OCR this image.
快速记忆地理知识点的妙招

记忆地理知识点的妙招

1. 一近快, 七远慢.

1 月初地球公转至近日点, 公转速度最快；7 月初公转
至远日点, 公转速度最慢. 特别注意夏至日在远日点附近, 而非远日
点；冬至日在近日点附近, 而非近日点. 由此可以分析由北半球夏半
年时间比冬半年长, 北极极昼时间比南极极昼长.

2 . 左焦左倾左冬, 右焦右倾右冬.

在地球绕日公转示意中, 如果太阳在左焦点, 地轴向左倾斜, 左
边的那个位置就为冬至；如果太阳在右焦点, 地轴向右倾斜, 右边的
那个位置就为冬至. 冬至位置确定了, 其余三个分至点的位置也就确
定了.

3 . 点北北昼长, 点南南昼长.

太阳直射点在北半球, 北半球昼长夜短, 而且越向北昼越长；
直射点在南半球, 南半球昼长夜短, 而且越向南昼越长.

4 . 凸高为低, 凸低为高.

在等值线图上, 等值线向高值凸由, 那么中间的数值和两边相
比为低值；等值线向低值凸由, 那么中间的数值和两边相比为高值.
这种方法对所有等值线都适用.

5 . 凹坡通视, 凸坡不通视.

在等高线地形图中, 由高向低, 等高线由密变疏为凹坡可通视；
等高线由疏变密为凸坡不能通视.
--------------------------------------------------
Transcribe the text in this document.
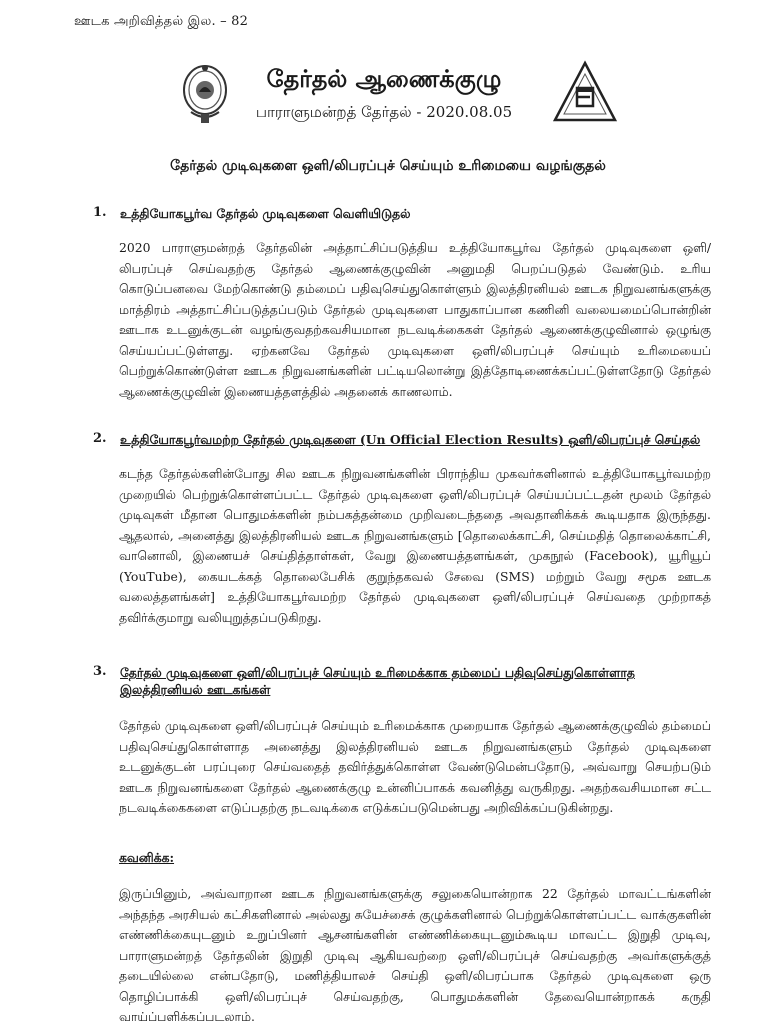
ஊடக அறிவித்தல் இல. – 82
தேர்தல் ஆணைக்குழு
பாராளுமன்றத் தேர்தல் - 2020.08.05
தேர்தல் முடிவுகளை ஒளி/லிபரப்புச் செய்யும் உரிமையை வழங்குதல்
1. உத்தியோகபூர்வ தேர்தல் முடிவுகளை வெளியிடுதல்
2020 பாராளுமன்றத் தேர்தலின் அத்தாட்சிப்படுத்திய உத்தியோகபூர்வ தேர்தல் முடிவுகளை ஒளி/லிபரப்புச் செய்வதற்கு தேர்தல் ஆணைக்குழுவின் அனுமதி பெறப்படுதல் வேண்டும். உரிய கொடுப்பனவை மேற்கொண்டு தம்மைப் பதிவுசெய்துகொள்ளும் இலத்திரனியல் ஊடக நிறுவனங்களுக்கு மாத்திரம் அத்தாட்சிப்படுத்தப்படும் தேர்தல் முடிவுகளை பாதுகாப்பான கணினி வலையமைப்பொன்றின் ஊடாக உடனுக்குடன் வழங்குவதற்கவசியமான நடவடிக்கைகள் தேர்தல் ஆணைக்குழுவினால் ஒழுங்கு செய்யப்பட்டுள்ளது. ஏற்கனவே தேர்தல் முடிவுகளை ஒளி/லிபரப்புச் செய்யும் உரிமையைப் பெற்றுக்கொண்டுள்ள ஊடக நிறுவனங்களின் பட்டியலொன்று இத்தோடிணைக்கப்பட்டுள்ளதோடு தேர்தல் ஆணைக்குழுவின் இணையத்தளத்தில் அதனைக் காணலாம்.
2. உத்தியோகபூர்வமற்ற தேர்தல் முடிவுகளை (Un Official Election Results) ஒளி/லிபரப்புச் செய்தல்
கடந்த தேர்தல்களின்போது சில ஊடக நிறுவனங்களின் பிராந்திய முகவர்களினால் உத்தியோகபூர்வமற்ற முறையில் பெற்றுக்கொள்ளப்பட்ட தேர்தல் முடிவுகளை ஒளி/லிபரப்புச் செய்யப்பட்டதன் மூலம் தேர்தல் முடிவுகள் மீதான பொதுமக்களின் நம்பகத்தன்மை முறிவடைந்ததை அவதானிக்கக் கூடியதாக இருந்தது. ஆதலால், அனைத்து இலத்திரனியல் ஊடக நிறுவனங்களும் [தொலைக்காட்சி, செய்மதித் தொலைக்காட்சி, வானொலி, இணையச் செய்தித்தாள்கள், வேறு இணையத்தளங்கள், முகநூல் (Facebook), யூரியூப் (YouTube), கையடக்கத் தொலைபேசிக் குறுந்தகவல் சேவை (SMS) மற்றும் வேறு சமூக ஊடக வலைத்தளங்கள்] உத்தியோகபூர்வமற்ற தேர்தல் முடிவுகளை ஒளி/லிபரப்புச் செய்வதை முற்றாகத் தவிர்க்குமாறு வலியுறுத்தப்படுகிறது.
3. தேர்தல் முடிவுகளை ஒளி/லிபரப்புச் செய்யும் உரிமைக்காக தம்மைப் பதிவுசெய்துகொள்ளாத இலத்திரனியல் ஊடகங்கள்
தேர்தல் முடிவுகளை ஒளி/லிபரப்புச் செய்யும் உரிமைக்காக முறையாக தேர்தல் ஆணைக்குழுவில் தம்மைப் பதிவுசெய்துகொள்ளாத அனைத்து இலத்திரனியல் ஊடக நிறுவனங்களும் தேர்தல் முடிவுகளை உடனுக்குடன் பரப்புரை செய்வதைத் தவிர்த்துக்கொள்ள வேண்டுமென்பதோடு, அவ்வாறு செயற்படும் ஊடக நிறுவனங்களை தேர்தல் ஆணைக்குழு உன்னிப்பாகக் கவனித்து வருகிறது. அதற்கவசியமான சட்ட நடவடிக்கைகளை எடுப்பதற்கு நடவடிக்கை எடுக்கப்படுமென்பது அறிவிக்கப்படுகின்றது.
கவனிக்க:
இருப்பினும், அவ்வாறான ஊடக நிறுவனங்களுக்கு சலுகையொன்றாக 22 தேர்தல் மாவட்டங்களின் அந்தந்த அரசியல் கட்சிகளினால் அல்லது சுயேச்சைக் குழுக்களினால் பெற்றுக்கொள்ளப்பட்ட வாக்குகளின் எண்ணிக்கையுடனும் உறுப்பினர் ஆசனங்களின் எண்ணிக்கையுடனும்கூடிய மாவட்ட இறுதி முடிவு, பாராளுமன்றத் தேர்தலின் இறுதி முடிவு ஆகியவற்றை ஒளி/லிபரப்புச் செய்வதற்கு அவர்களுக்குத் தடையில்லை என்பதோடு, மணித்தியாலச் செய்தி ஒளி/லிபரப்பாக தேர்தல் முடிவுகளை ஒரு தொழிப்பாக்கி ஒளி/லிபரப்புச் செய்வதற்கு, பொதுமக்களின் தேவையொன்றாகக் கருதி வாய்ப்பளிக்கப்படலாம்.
--------------------------------------------------
-- Task statement --
Say how many lines of the data include the word "this". Respond with the number alone.

-- Output --
2